Back in the 1950s and '60s, Matthews was the first in a long succession of reporters bedazzled by the wily Fidel Castro -- think of the 2002 televised interview sessions that inspired David Letterman's "Top Ten Signs Barbara Walters Is In Love With Fidel Castro." (One of them involved her telling him, "You have led a violent overthrow of my heart.") But Matthews enjoyed a singular distinction, as he noted to his editor in 1958, "as [the] inventor of Fidel Castro." Of course, Castro didn't need Matthews to invent him, though it's hard to imagine Castro having achieved a more satisfying result without the eager Timesman.
In December 1956, UPI gullibly trumpeted a government report that Castro had been killed; in fact, the 29-year-old leftist rebel leader was hiding out in the Sierra Maestra mountains. Desperate to jumpstart his revolution -- and his life -- Castro dispatched an emissary to find an A-list messenger.
After a grueling trek, slogging through the near-inpenetrable Sierras, Matthews was told to wait in the wet, chilly, dark woods. It was dawn before Castro, ever mindful of stagecraft, descended from the hills -- establishing his standard, media-savvy operating procedure. The result was a heroic portrait that landed on page one of the Times and ran for three days.
Anthony DePalma, another Times reporter, carefully chronicles Matthews's Cuba story and decades-long career. Cuban history aside, The Man Who Invented Fidel is a cautionary tale about the uses and misuses of the media.
Throughout the 1950s and '60s, the erudite and multilingual Matthews enjoyed an unusual hybrid perch as both editorial writer and news reporter. It was a woeful arrangement for which both sides would pay dearly. But Matthews, an elegant writer and dresser (he was partial to fedoras, gloves and spats), had become the paper's golden-boy correspondent. It didn't hurt that he was a favorite of Arthur Hays Sulzberger, the paper's publisher (and grandfather of the current one), or that Sulzberger's wife, Iphigene, was godmother to Matthews's son.
Even prior to his stint writing editorials, Matthews's coverage often took sides: Mussolini's fascists in Ethiopia and the anti-Franco forces in Spain. Matthews's failure in covering Cuba stemmed not from his original, flattering Castro interview but from his analysis over the next decade. He never grasped that Castro's scorching hunger for personal power would quash any democratic reforms. In late 1959, Matthews was still assuring his publisher that Castro intended "to clear the Reds out of the army" and wanted "good relations with the United States."
The reality was far muddier. In December 1961, UPI reported Castro declaring that "I am a Marxist-Leninist and I shall be to the last days of my life." In fact, Matthews believed that UPI had gotten the story wrong: In a rambling, five-hour speech, Castro had actually stated that his political ideology had evolved slowly. Nevertheless, the "confession" stuck -- and made life for Matthews, who had assured his readers otherwise, a living hell.

| What is asked |
1: Revise the passage on Matthews and Castro, starting at "After a grueling" and ending at "of the media.", with "dawn" changed to "daybreak".
2: Continue the passage on Matthews and Castro from its last sentence onward.

| Material supplied |
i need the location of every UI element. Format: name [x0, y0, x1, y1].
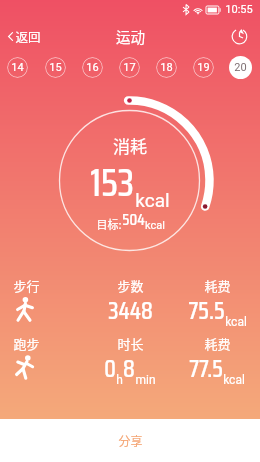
staticText: 17 — [123, 61, 136, 74]
button[interactable]: 18 — [156, 57, 177, 78]
button[interactable]: 16 — [82, 57, 103, 78]
button[interactable]: 17 — [119, 57, 140, 78]
staticText: 时长 — [117, 334, 144, 353]
staticText: 3448 — [108, 292, 153, 330]
staticText: 19 — [197, 61, 210, 74]
staticText: 0 — [104, 350, 116, 388]
staticText: kcal — [135, 189, 170, 211]
staticText: 77.5 — [189, 350, 223, 388]
staticText: 75.5 — [188, 292, 225, 330]
staticText: 18 — [160, 61, 173, 74]
button[interactable]: 分享 — [0, 419, 260, 462]
staticText: min — [135, 373, 156, 387]
staticText: 返回 — [15, 27, 41, 45]
staticText: kcal — [223, 373, 245, 387]
staticText: 消耗 — [113, 133, 147, 158]
button[interactable]: 返回 — [5, 23, 44, 49]
staticText: 10:55 — [225, 3, 253, 16]
staticText: 153 — [90, 153, 134, 213]
staticText: 耗费 — [204, 276, 231, 295]
staticText: 运动 — [116, 26, 145, 47]
button[interactable]: History — [228, 25, 250, 47]
button[interactable]: 20 — [229, 56, 252, 79]
staticText: 步数 — [117, 276, 144, 295]
staticText: 8 — [123, 350, 135, 388]
staticText: h — [116, 373, 123, 387]
staticText: 耗费 — [204, 334, 231, 353]
button[interactable]: 14 — [7, 57, 28, 78]
staticText: 504 — [122, 207, 145, 232]
staticText: 步行 — [13, 276, 40, 295]
staticText: 跑步 — [13, 334, 40, 353]
staticText: 目标: — [96, 216, 122, 232]
staticText: 14 — [11, 61, 24, 74]
staticText: 15 — [49, 61, 62, 74]
staticText: 16 — [86, 61, 99, 74]
staticText: 20 — [234, 61, 247, 74]
staticText: kcal — [145, 219, 165, 232]
staticText: 分享 — [118, 432, 143, 449]
staticText: kcal — [225, 315, 247, 329]
button[interactable]: 15 — [45, 57, 66, 78]
button[interactable]: 19 — [193, 57, 214, 78]
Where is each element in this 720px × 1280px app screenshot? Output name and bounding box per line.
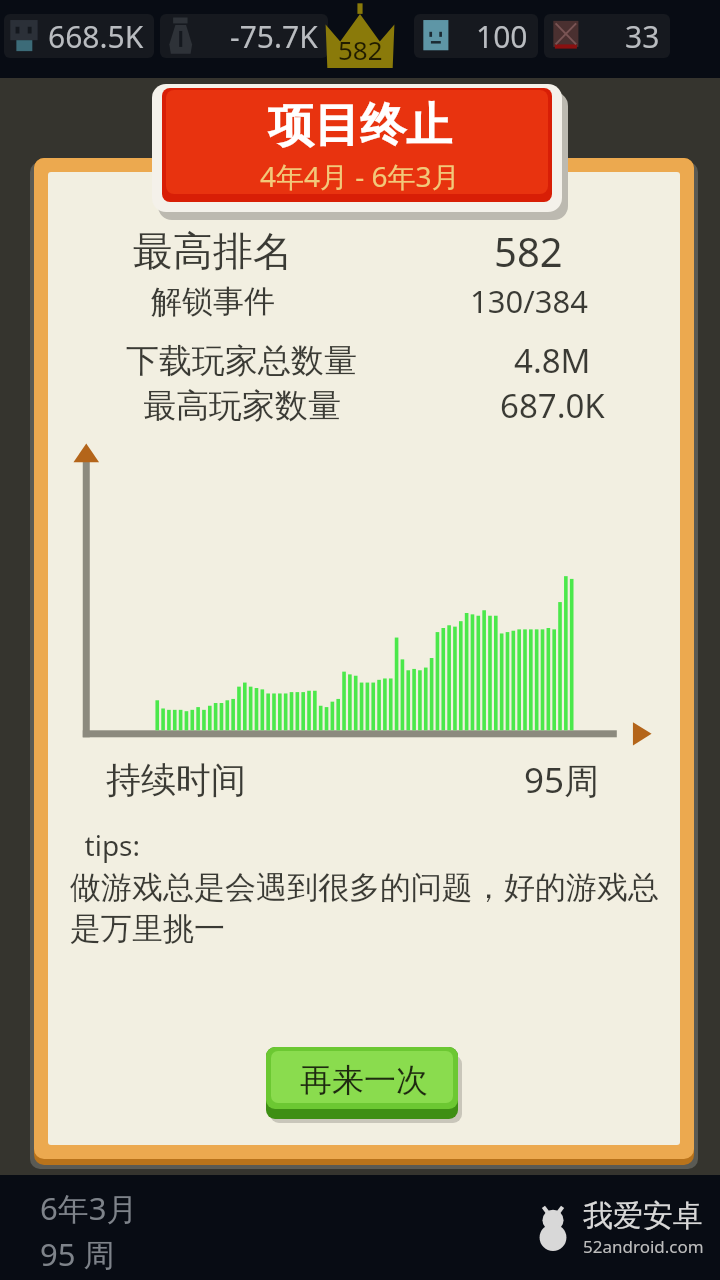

| Answer list |
1:
After a grueling trek, slogging through the near-inpenetrable Sierras, Matthews was told to wait in the wet, chilly, dark woods. It was daybreak before Castro, ever mindful of stagecraft, descended from the hills -- establishing his standard, media-savvy operating procedure. The result was a heroic portrait that landed on page one of the Times and ran for three days.
Anthony DePalma, another Times reporter, carefully chronicles Matthews's Cuba story and decades-long career. Cuban history aside, The Man Who Invented Fidel is a cautionary tale about the uses and misuses of the media.

2:
Hate mail began to arrive at the Times, some addressed to "Comrade Matthews," and magazines like Time and Newsweek questioned his judgment. But the most memorable attack came from the young conservative commentator William F. Buckley Jr., who headlined his tongue-lashing article in American Legion magazine "I Got My Job Through the New York Times." (Curiously, UPI's Francis L. McCarthy, who was responsible for reporting both Castro's "death" and the mistranslated speech, never received the opprobrium served on Matthews.)
DePalma makes clear that Matthews was not a "useful idiot" in the mode of Walter Duranty, the Times Moscow correspondent who went famously soft on Stalin. Matthews's sin was that he was incapable of "simply explain[ing] the world," writes DePalma, and his irrepressible longing "to change it." Even Castro came to weary of Matthews's self-appointed role as Cuba expert and meddler. "I am sick and tired of that old man who thinks he is my father," Castro complained at one point.
DePalma is especially good on the rivalry between Matthews and Ruby Hart Phillips, the Times's resourceful woman in Havana, though there are a few missteps here: DePalma understates the alliance between Cuba's Communist Party and the dictator Fulgencio Batista, as well as Castro's fame prior to Matthews's notorious interview. (Castro had been a household name in Cuba since his assault on the Moncada military barracks in 1953 and his subsequent trial.) There is also some clumsy diction and repetitions that beg for another round of rewriting and editing.
Most usefully, DePalma's rendering of the Matthews/Castro/Times triangle is an illuminating meditation on some burning media issues. Few readers will fail to see parallels with a more recent flap concerning the overly credulous Times reporter Judith Miller and her reporting on Saddam Hussein's supposed doomsday arsenal.
After a decade of painful marginalization, Matthews resigned in 1967 and went off to write books, hoping, like Castro, that history would absolve him. It didn't. He died in 1977. Some at the Times, like executive editor Turner Catledge, had second thoughts about their treatment of Matthews, writing that "in retrospect I have the haunting thought that Matthews was more sinned against than sinning." It is an assessment with which DePalma seems to agree.